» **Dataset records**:
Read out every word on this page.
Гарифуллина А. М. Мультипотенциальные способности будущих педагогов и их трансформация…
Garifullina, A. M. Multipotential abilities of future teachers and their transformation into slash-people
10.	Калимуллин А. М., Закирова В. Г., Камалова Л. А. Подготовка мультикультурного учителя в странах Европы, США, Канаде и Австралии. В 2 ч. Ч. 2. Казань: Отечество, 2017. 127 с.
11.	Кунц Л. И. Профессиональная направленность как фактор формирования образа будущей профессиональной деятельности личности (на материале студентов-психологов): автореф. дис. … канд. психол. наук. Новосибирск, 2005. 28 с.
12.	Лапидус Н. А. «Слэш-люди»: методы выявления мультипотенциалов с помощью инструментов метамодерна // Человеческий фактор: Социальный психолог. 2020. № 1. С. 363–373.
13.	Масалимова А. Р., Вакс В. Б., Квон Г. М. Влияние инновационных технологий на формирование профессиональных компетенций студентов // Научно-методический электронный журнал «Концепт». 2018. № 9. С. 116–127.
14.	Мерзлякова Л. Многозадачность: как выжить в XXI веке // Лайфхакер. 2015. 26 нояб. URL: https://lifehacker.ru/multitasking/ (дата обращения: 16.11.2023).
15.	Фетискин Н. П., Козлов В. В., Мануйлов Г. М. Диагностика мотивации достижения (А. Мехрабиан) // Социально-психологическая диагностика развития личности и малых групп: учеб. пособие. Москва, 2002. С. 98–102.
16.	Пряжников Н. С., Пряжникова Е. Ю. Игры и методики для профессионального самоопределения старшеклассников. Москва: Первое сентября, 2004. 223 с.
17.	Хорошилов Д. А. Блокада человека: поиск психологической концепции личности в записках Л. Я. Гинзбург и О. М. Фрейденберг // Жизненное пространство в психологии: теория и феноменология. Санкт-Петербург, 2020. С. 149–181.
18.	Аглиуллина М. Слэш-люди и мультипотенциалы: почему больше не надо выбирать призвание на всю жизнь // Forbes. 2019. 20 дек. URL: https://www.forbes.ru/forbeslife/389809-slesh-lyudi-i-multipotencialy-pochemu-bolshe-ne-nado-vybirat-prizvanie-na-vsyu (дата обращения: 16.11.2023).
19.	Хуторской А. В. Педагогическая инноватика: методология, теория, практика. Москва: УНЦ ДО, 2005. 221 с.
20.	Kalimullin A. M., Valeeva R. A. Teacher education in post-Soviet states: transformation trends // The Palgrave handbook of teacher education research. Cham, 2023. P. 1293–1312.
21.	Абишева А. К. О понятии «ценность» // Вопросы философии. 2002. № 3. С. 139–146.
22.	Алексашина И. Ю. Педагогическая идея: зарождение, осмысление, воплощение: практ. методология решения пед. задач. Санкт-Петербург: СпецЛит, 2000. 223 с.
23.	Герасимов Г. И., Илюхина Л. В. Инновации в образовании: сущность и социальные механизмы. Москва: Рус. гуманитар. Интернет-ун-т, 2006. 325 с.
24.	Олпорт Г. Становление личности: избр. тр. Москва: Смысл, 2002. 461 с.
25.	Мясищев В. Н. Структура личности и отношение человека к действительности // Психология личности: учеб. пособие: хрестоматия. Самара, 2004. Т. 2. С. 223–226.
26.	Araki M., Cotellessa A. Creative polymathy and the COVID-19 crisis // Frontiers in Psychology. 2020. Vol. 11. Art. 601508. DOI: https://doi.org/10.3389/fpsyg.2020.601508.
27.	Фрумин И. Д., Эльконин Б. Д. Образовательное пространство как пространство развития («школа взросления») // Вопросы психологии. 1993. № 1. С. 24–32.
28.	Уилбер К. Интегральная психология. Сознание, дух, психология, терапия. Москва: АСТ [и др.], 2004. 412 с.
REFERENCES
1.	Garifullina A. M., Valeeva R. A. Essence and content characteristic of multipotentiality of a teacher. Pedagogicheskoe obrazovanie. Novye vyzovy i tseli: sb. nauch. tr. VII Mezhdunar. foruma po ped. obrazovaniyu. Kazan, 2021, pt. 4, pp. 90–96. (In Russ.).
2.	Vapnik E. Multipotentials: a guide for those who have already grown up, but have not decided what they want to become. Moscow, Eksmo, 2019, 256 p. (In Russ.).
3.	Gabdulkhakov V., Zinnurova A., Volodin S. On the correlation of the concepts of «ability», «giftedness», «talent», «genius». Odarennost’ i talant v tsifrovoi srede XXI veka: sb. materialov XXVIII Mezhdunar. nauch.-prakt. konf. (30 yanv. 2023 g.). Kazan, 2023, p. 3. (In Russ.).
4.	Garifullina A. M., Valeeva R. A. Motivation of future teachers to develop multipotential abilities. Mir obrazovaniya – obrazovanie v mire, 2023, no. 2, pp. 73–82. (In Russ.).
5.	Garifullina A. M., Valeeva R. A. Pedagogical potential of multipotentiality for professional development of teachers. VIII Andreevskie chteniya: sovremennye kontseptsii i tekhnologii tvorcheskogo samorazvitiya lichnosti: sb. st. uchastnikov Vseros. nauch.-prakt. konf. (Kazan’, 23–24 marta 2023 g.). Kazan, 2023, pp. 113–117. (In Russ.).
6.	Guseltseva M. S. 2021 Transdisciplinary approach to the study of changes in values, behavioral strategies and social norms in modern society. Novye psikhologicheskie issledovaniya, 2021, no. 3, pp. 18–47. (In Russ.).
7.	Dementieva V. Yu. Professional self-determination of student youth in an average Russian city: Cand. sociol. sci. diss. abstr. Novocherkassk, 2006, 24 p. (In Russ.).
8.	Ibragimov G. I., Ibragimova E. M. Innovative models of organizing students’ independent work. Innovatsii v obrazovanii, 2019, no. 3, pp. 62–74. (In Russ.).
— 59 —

» **WORK REQUIRED**: Your task is to extract all of the records exactly.

» **REPLY TO THE EXERCISE**:
Read out every word on this page.
Гарифуллина А. М. Мультипотенциальные способности будущих педагогов и их трансформация…
Garifullina, A. M. Multipotential abilities of future teachers and their transformation into slash-people
10.	Калимуллин А. М., Закирова В. Г., Камалова Л. А. Подготовка мультикультурного учителя в странах Европы, США, Канаде и Австралии. В 2 ч. Ч. 2. Казань: Отечество, 2017. 127 с.
11.	Кунц Л. И. Профессиональная направленность как фактор формирования образа будущей профессиональной деятельности личности (на материале студентов-психологов): автореф. дис. … канд. психол. наук. Новосибирск, 2005. 28 с.
12.	Лапидус Н. А. «Слэш-люди»: методы выявления мультипотенциалов с помощью инструментов метамодерна // Человеческий фактор: Социальный психолог. 2020. № 1. С. 363–373.
13.	Масалимова А. Р., Вакс В. Б., Квон Г. М. Влияние инновационных технологий на формирование профессиональных компетенций студентов // Научно-методический электронный журнал «Концепт». 2018. № 9. С. 116–127.
14.	Мерзлякова Л. Многозадачность: как выжить в XXI веке // Лайфхакер. 2015. 26 нояб. URL: https://lifehacker.ru/multitasking/ (дата обращения: 16.11.2023).
15.	Фетискин Н. П., Козлов В. В., Мануйлов Г. М. Диагностика мотивации достижения (А. Мехрабиан) // Социально-психологическая диагностика развития личности и малых групп: учеб. пособие. Москва, 2002. С. 98–102.
16.	Пряжников Н. С., Пряжникова Е. Ю. Игры и методики для профессионального самоопределения старшеклассников. Москва: Первое сентября, 2004. 223 с.
17.	Хорошилов Д. А. Блокада человека: поиск психологической концепции личности в записках Л. Я. Гинзбург и О. М. Фрейденберг // Жизненное пространство в психологии: теория и феноменология. Санкт-Петербург, 2020. С. 149–181.
18.	Аглиуллина М. Слэш-люди и мультипотенциалы: почему больше не надо выбирать призвание на всю жизнь // Forbes. 2019. 20 дек. URL: https://www.forbes.ru/forbeslife/389809-slesh-lyudi-i-multipotencialy-pochemu-bolshe-ne-nado-vybirat-prizvanie-na-vsyu (дата обращения: 16.11.2023).
19.	Хуторской А. В. Педагогическая инноватика: методология, теория, практика. Москва: УНЦ ДО, 2005. 221 с.
20.	Kalimullin A. M., Valeeva R. A. Teacher education in post-Soviet states: transformation trends // The Palgrave handbook of teacher education research. Cham, 2023. P. 1293–1312.
21.	Абишева А. К. О понятии «ценность» // Вопросы философии. 2002. № 3. С. 139–146.
22.	Алексашина И. Ю. Педагогическая идея: зарождение, осмысление, воплощение: практ. методология решения пед. задач. Санкт-Петербург: СпецЛит, 2000. 223 с.
23.	Герасимов Г. И., Илюхина Л. В. Инновации в образовании: сущность и социальные механизмы. Москва: Рус. гуманитар. Интернет-ун-т, 2006. 325 с.
24.	Олпорт Г. Становление личности: избр. тр. Москва: Смысл, 2002. 461 с.
25.	Мясищев В. Н. Структура личности и отношение человека к действительности // Психология личности: учеб. пособие: хрестоматия. Самара, 2004. Т. 2. С. 223–226.
26.	Araki M., Cotellessa A. Creative polymathy and the COVID-19 crisis // Frontiers in Psychology. 2020. Vol. 11. Art. 601508. DOI: https://doi.org/10.3389/fpsyg.2020.601508.
27.	Фрумин И. Д., Эльконин Б. Д. Образовательное пространство как пространство развития («школа взросления») // Вопросы психологии. 1993. № 1. С. 24–32.
28.	Уилбер К. Интегральная психология. Сознание, дух, психология, терапия. Москва: АСТ [и др.], 2004. 412 с.
REFERENCES
1.	Garifullina A. M., Valeeva R. A. Essence and content characteristic of multipotentiality of a teacher. Pedagogicheskoe obrazovanie. Novye vyzovy i tseli: sb. nauch. tr. VII Mezhdunar. foruma po ped. obrazovaniyu. Kazan, 2021, pt. 4, pp. 90–96. (In Russ.).
2.	Vapnik E. Multipotentials: a guide for those who have already grown up, but have not decided what they want to become. Moscow, Eksmo, 2019, 256 p. (In Russ.).
3.	Gabdulkhakov V., Zinnurova A., Volodin S. On the correlation of the concepts of «ability», «giftedness», «talent», «genius». Odarennost’ i talant v tsifrovoi srede XXI veka: sb. materialov XXVIII Mezhdunar. nauch.-prakt. konf. (30 yanv. 2023 g.). Kazan, 2023, p. 3. (In Russ.).
4.	Garifullina A. M., Valeeva R. A. Motivation of future teachers to develop multipotential abilities. Mir obrazovaniya – obrazovanie v mire, 2023, no. 2, pp. 73–82. (In Russ.).
5.	Garifullina A. M., Valeeva R. A. Pedagogical potential of multipotentiality for professional development of teachers. VIII Andreevskie chteniya: sovremennye kontseptsii i tekhnologii tvorcheskogo samorazvitiya lichnosti: sb. st. uchastnikov Vseros. nauch.-prakt. konf. (Kazan’, 23–24 marta 2023 g.). Kazan, 2023, pp. 113–117. (In Russ.).
6.	Guseltseva M. S. 2021 Transdisciplinary approach to the study of changes in values, behavioral strategies and social norms in modern society. Novye psikhologicheskie issledovaniya, 2021, no. 3, pp. 18–47. (In Russ.).
7.	Dementieva V. Yu. Professional self-determination of student youth in an average Russian city: Cand. sociol. sci. diss. abstr. Novocherkassk, 2006, 24 p. (In Russ.).
8.	Ibragimov G. I., Ibragimova E. M. Innovative models of organizing students’ independent work. Innovatsii v obrazovanii, 2019, no. 3, pp. 62–74. (In Russ.).
— 59 —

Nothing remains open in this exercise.